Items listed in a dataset
○ ○ ○

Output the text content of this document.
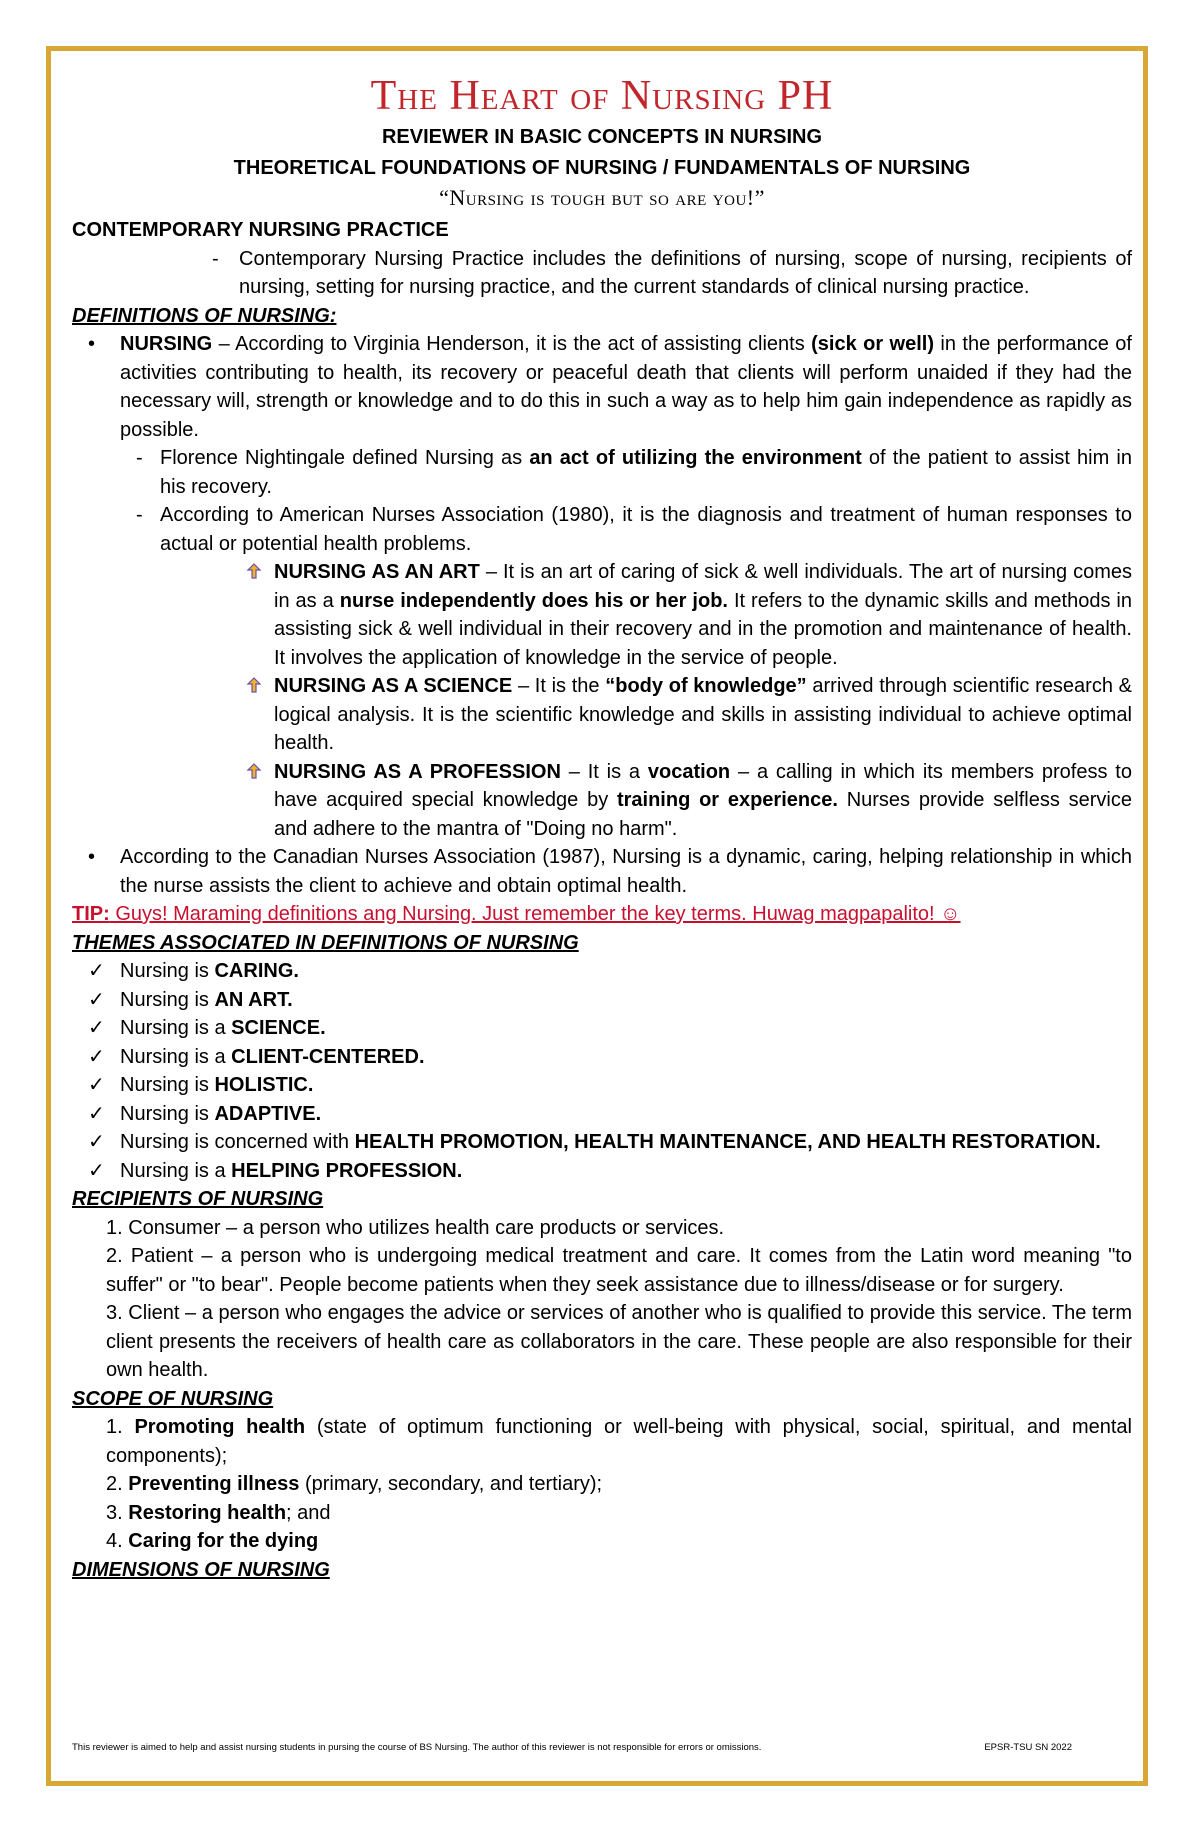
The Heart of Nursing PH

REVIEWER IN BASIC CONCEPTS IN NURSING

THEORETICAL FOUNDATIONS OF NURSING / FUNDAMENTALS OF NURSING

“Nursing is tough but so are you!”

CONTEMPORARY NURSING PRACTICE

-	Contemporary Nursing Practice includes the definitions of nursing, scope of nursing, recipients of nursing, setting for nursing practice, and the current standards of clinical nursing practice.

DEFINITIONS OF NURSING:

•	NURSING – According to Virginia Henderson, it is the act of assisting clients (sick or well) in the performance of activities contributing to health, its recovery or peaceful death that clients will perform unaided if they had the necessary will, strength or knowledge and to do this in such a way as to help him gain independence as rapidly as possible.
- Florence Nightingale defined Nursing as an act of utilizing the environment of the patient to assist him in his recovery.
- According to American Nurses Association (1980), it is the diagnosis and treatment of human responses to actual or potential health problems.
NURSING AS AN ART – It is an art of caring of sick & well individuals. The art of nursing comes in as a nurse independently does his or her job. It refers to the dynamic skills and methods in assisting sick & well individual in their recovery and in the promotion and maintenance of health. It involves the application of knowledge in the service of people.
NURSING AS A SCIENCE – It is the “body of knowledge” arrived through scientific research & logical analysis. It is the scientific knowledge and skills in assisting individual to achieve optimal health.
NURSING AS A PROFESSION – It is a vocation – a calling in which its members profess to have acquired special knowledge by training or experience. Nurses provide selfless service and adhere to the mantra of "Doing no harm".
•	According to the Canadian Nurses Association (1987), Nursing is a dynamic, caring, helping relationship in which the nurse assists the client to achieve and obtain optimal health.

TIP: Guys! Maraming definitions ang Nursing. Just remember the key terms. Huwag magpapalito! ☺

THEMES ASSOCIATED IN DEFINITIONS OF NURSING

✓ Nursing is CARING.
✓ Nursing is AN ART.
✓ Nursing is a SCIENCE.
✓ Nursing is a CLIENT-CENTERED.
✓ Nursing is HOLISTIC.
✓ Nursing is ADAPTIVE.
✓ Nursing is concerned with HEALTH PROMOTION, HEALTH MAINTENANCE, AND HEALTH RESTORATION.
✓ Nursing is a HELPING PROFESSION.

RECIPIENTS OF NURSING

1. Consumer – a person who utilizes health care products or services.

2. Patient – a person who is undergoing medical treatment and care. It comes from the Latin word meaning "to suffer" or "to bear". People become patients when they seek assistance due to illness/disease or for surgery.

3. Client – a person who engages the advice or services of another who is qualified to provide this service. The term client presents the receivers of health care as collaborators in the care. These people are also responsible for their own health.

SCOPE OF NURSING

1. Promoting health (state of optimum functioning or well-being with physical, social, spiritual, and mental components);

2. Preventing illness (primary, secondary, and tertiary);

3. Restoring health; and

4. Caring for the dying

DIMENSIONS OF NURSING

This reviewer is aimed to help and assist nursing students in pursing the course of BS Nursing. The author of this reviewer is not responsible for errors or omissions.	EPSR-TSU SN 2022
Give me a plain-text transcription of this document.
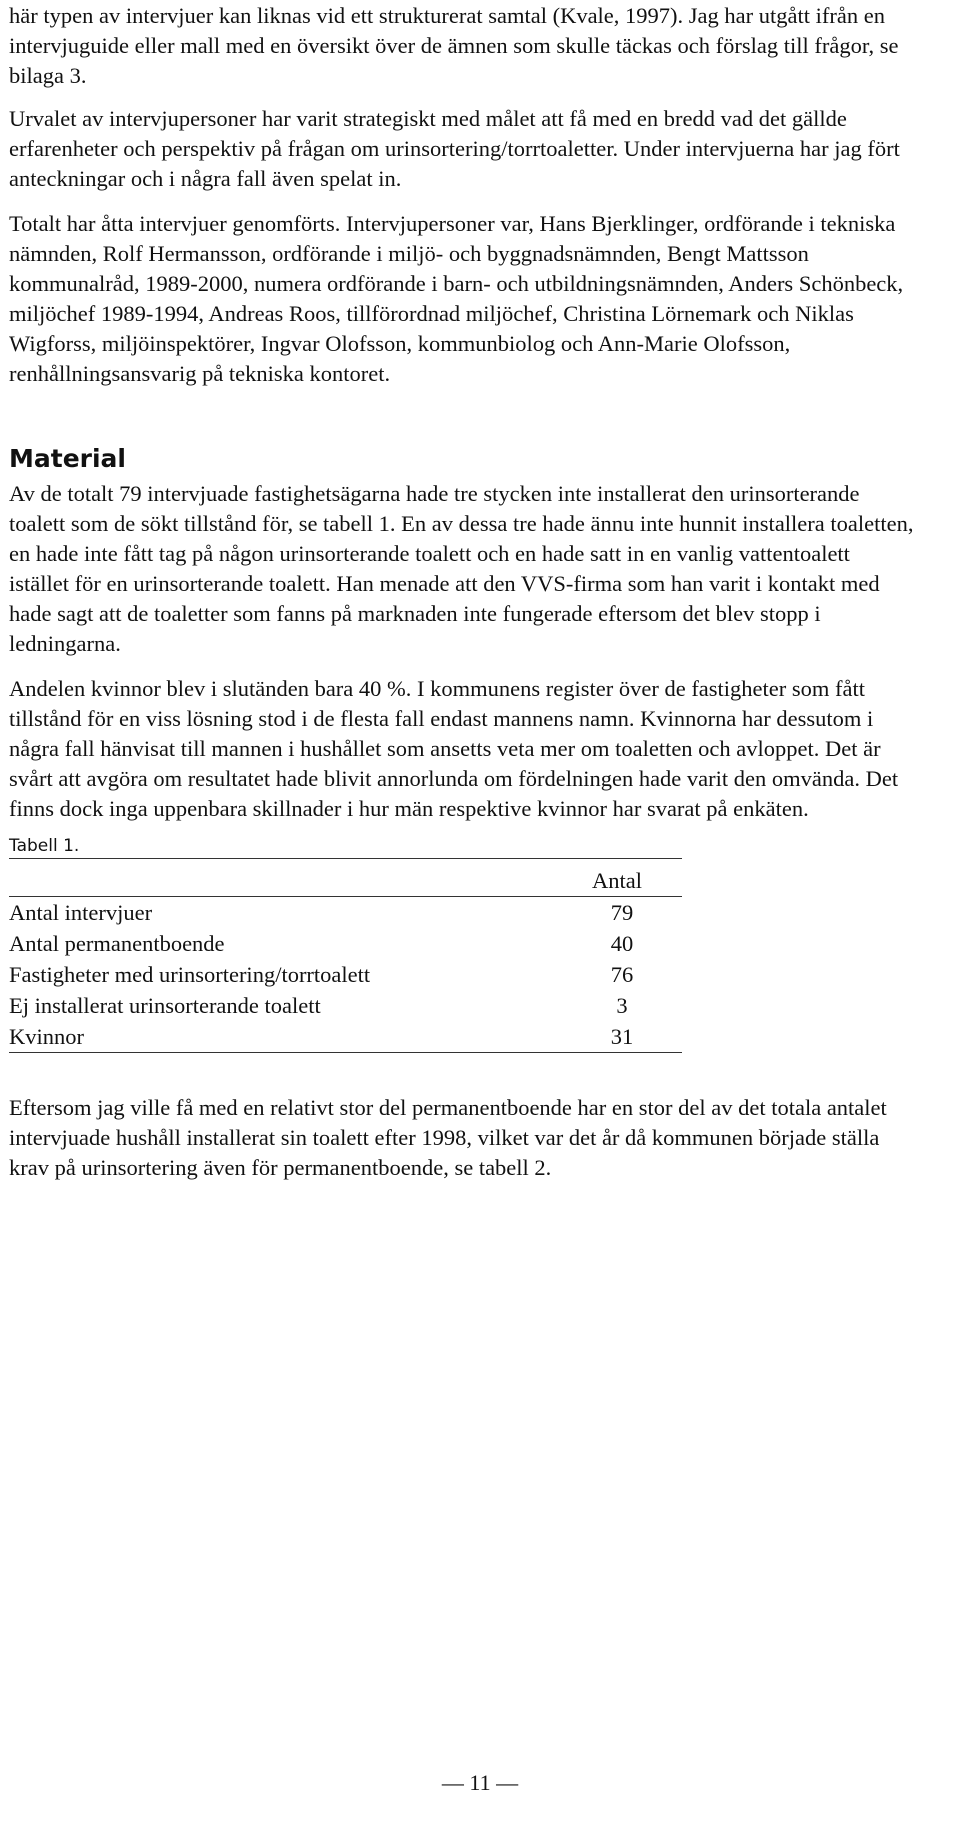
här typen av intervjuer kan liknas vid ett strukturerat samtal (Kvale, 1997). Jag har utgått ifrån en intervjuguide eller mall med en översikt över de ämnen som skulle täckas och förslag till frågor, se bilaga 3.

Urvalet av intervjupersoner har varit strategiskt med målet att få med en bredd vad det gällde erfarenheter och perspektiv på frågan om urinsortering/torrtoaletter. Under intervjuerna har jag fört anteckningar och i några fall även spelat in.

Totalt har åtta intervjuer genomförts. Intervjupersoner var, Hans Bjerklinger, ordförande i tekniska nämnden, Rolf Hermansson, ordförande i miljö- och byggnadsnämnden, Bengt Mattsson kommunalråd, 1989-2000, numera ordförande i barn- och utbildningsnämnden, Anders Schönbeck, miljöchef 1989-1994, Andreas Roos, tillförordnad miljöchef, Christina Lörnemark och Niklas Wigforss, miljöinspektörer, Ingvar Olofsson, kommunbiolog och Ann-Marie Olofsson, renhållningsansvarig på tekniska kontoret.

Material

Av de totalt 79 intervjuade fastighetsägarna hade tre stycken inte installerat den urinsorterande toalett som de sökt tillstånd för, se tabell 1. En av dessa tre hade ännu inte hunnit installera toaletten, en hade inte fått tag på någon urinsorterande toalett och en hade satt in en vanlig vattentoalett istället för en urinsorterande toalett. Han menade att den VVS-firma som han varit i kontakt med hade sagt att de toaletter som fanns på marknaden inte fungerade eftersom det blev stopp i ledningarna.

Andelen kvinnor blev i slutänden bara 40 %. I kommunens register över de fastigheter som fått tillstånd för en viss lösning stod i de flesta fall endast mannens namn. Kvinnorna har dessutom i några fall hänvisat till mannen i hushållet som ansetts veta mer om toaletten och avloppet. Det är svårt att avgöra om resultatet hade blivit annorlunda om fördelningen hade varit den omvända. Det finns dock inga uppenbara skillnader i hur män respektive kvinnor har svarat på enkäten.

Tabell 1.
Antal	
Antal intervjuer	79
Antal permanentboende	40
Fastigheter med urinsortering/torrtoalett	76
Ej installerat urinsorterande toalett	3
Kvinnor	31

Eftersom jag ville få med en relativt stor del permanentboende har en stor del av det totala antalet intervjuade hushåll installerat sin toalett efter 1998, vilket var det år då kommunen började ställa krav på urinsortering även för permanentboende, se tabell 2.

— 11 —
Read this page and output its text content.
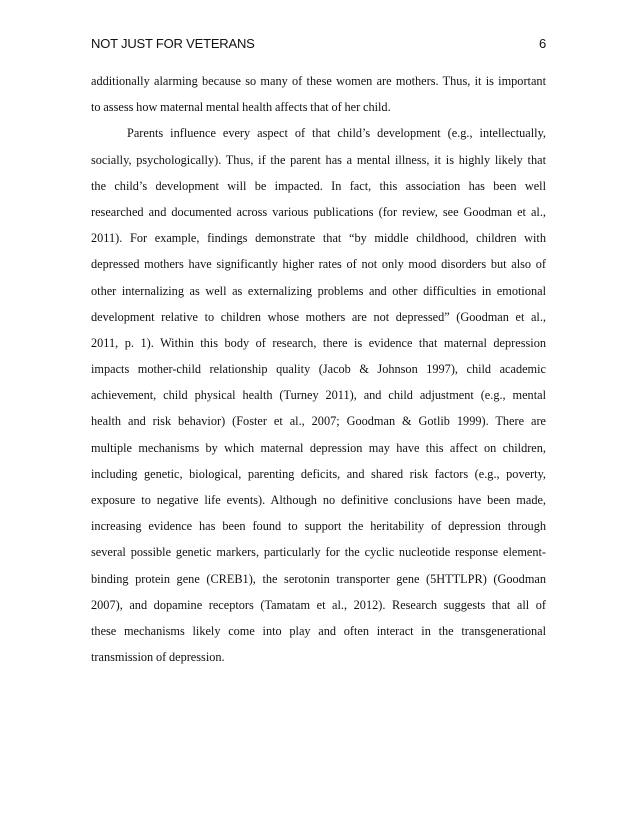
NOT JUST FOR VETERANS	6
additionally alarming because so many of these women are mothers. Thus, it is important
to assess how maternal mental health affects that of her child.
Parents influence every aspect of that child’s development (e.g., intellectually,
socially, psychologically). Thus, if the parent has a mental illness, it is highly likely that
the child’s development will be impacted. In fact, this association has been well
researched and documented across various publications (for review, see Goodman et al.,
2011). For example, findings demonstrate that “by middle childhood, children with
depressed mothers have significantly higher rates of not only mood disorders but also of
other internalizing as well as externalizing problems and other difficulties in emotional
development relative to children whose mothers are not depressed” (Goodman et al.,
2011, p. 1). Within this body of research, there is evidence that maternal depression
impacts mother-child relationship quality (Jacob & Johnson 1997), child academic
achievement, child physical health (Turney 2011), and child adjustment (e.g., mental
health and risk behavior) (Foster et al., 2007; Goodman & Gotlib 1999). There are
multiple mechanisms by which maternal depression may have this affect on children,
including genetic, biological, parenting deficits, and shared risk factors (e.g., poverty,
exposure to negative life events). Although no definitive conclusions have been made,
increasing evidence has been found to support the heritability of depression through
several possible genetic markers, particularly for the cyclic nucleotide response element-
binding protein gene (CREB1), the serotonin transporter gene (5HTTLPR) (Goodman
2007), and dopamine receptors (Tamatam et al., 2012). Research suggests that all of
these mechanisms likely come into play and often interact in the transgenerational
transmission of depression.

○ ○ ○

> [About this task] Search the records above for the string "content". Report each line that has it.

> [Answer area]
Output the text content of this document.
Read this page and output its text content.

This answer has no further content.